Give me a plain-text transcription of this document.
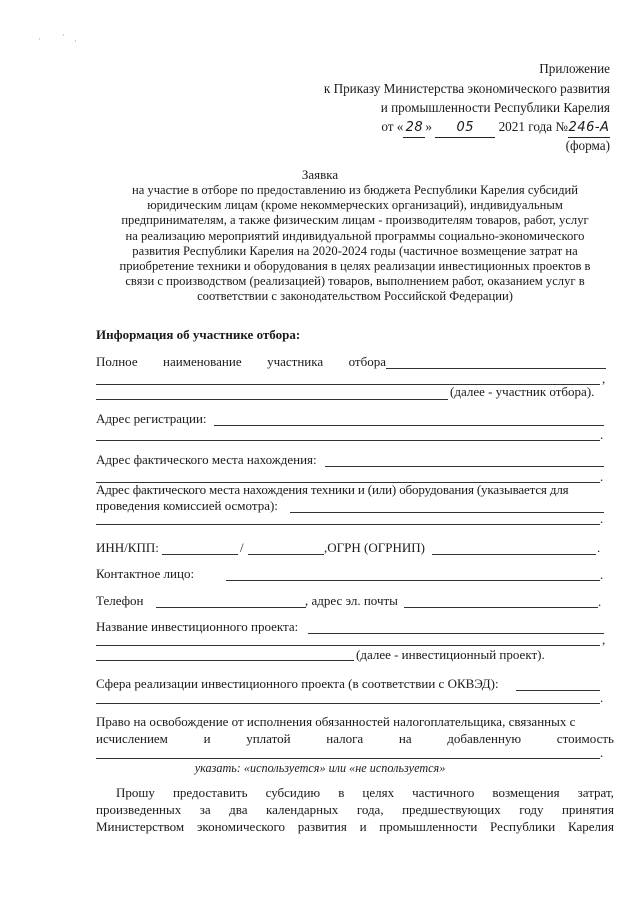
· ·
·
Приложение
к Приказу Министерства экономического развития
и промышленности Республики Карелия
от « 28 » 05 2021 года №246-А
(форма)
Заявка
на участие в отборе по предоставлению из бюджета Республики Карелия субсидий
юридическим лицам (кроме некоммерческих организаций), индивидуальным
предпринимателям, а также физическим лицам - производителям товаров, работ, услуг
на реализацию мероприятий индивидуальной программы социально-экономического
развития Республики Карелия на 2020-2024 годы (частичное возмещение затрат на
приобретение техники и оборудования в целях реализации инвестиционных проектов в
связи с производством (реализацией) товаров, выполнением работ, оказанием услуг в
соответствии с законодательством Российской Федерации)
Информация об участнике отбора:
Полное наименование участника отбора
,
(далее - участник отбора).
Адрес регистрации:
.
Адрес фактического места нахождения:
.
Адрес фактического места нахождения техники и (или) оборудования (указывается для
проведения комиссией осмотра):
.
ИНН/КПП:	/	,ОГРН (ОГРНИП)	.
Контактное лицо:	.
Телефон	, адрес эл. почты	.
Название инвестиционного проекта:
,
(далее - инвестиционный проект).
Сфера реализации инвестиционного проекта (в соответствии с ОКВЭД):
.
Право на освобождение от исполнения обязанностей налогоплательщика, связанных с
исчислением	и	уплатой	налога	на	добавленную	стоимость
.
указать: «используется» или «не используется»
Прошу предоставить субсидию в целях частичного возмещения затрат,
произведенных за два календарных года, предшествующих году принятия
Министерством экономического развития и промышленности Республики Карелия
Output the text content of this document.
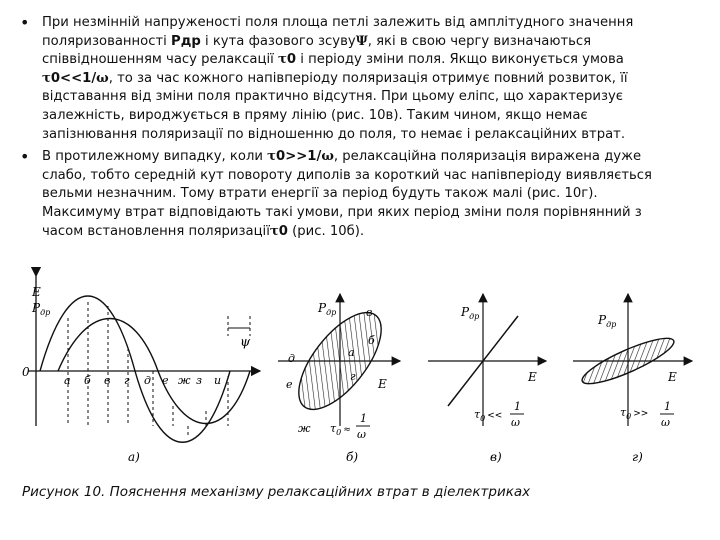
• При незмінній напруженості поля площа петлі залежить від амплітудного значення
поляризованності Рдр і кута фазового зсувуΨ, які в свою чергу визначаються
співвідношенням часу релаксації τ0 і періоду зміни поля. Якщо виконується умова
τ0<<1/ω, то за час кожного напівперіоду поляризація отримує повний розвиток, її
відставання від зміни поля практично відсутня. При цьому еліпс, що характеризує
залежність, вироджується в пряму лінію (рис. 10в). Таким чином, якщо немає
запізнювання поляризації по відношенню до поля, то немає і релаксаційних втрат.
• В протилежному випадку, коли τ0>>1/ω, релаксаційна поляризація виражена дуже
слабо, тобто середній кут повороту диполів за короткий час напівперіоду виявляється
вельми незначним. Тому втрати енергії за період будуть також малі (рис. 10г).
Максимуму втрат відповідають такі умови, при яких період зміни поля порівнянний з
часом встановлення поляризаціїτ0 (рис. 10б).
E
$P_{др}$
0
ψ
а б в г д е ж з и
а)
$P_{др}$
E
б
в
а
г
д
е
ж $\tau_0$ ≈
1
ω
б)
$P_{др}$
E
$\tau_0$ <<
1
ω
в)
$P_{др}$
E
$\tau_0$ >>
1
ω
г)
Рисунок 10. Пояснення механізму релаксаційних втрат в діелектриках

• _SHORT TASK_
Quote the data above in full and without alteration; skip the pictures.

• _ANSWER FOR THE TASK_
Give me a plain-text transcription of this document.
· ·
·
Приложение
к Приказу Министерства экономического развития
и промышленности Республики Карелия
от « 28 » 05 2021 года №246-А
(форма)
Заявка
на участие в отборе по предоставлению из бюджета Республики Карелия субсидий
юридическим лицам (кроме некоммерческих организаций), индивидуальным
предпринимателям, а также физическим лицам - производителям товаров, работ, услуг
на реализацию мероприятий индивидуальной программы социально-экономического
развития Республики Карелия на 2020-2024 годы (частичное возмещение затрат на
приобретение техники и оборудования в целях реализации инвестиционных проектов в
связи с производством (реализацией) товаров, выполнением работ, оказанием услуг в
соответствии с законодательством Российской Федерации)
Информация об участнике отбора:
Полное наименование участника отбора
,
(далее - участник отбора).
Адрес регистрации:
.
Адрес фактического места нахождения:
.
Адрес фактического места нахождения техники и (или) оборудования (указывается для
проведения комиссией осмотра):
.
ИНН/КПП:	/	,ОГРН (ОГРНИП)	.
Контактное лицо:	.
Телефон	, адрес эл. почты	.
Название инвестиционного проекта:
,
(далее - инвестиционный проект).
Сфера реализации инвестиционного проекта (в соответствии с ОКВЭД):
.
Право на освобождение от исполнения обязанностей налогоплательщика, связанных с
исчислением	и	уплатой	налога	на	добавленную	стоимость
.
указать: «используется» или «не используется»
Прошу предоставить субсидию в целях частичного возмещения затрат,
произведенных за два календарных года, предшествующих году принятия
Министерством экономического развития и промышленности Республики Карелия
Output the text content of this document.
• При незмінній напруженості поля площа петлі залежить від амплітудного значення
поляризованності Рдр і кута фазового зсувуΨ, які в свою чергу визначаються
співвідношенням часу релаксації τ0 і періоду зміни поля. Якщо виконується умова
τ0<<1/ω, то за час кожного напівперіоду поляризація отримує повний розвиток, її
відставання від зміни поля практично відсутня. При цьому еліпс, що характеризує
залежність, вироджується в пряму лінію (рис. 10в). Таким чином, якщо немає
запізнювання поляризації по відношенню до поля, то немає і релаксаційних втрат.
• В протилежному випадку, коли τ0>>1/ω, релаксаційна поляризація виражена дуже
слабо, тобто середній кут повороту диполів за короткий час напівперіоду виявляється
вельми незначним. Тому втрати енергії за період будуть також малі (рис. 10г).
Максимуму втрат відповідають такі умови, при яких період зміни поля порівнянний з
часом встановлення поляризаціїτ0 (рис. 10б).
E
$P_{др}$
0
ψ
а б в г д е ж з и
а)
$P_{др}$
E
б
в
а
г
д
е
ж $\tau_0$ ≈
1
ω
б)
$P_{др}$
E
$\tau_0$ <<
1
ω
в)
$P_{др}$
E
$\tau_0$ >>
1
ω
г)
Рисунок 10. Пояснення механізму релаксаційних втрат в діелектриках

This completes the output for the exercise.